Records shown
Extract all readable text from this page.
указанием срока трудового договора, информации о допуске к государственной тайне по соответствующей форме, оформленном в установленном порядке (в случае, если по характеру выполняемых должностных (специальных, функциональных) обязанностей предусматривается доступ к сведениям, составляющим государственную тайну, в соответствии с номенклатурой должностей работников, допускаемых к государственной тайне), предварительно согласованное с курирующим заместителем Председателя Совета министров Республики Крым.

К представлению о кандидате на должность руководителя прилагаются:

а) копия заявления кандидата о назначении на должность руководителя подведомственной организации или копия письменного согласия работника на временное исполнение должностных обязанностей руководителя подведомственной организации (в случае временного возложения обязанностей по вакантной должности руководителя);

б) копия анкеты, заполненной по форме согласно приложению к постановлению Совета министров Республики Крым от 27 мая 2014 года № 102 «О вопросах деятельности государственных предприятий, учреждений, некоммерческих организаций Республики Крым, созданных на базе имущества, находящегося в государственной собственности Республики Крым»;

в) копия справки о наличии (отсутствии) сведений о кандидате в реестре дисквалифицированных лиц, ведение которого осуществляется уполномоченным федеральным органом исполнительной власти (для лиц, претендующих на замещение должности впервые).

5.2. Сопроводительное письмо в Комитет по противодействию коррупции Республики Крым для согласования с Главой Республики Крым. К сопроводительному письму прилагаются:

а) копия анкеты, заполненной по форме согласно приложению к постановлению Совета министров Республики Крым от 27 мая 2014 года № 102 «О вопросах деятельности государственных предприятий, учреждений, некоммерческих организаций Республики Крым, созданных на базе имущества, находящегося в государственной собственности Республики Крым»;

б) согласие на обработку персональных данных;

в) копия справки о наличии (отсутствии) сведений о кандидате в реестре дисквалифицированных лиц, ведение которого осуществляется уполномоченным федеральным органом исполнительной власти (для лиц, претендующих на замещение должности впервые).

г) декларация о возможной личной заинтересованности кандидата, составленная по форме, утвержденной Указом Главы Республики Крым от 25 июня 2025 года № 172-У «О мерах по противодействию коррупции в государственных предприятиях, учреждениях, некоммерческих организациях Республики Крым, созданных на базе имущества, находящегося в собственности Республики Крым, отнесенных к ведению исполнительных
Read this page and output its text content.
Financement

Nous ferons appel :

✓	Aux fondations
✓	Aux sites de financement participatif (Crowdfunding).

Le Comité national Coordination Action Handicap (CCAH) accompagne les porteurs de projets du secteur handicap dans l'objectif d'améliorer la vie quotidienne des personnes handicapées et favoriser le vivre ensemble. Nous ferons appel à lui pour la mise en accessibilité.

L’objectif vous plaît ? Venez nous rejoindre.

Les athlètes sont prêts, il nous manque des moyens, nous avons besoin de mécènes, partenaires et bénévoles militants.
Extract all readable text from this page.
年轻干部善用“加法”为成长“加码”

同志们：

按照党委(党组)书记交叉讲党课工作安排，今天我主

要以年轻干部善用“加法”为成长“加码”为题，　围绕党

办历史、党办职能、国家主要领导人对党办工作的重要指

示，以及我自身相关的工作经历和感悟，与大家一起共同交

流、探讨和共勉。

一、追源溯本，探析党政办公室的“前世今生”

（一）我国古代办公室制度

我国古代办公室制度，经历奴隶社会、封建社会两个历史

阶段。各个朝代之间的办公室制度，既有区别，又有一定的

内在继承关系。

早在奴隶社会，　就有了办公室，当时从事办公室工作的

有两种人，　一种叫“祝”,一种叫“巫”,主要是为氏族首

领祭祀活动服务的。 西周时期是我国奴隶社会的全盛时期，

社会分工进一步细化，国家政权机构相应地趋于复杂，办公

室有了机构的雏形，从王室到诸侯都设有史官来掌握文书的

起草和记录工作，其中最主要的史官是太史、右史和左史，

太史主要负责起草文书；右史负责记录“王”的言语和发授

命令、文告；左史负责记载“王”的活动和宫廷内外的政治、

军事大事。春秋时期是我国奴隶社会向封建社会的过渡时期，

Instruction
Consider the entries above and return each line with the string "созданных".

Solution
б) копия анкеты, заполненной по форме согласно приложению к постановлению Совета министров Республики Крым от 27 мая 2014 года № 102 «О вопросах деятельности государственных предприятий, учреждений, некоммерческих организаций Республики Крым, созданных на базе имущества, находящегося в государственной собственности Республики Крым»;
а) копия анкеты, заполненной по форме согласно приложению к постановлению Совета министров Республики Крым от 27 мая 2014 года № 102 «О вопросах деятельности государственных предприятий, учреждений, некоммерческих организаций Республики Крым, созданных на базе имущества, находящегося в государственной собственности Республики Крым»;
г) декларация о возможной личной заинтересованности кандидата, составленная по форме, утвержденной Указом Главы Республики Крым от 25 июня 2025 года № 172-У «О мерах по противодействию коррупции в государственных предприятиях, учреждениях, некоммерческих организациях Республики Крым, созданных на базе имущества, находящегося в собственности Республики Крым, отнесенных к ведению исполнительных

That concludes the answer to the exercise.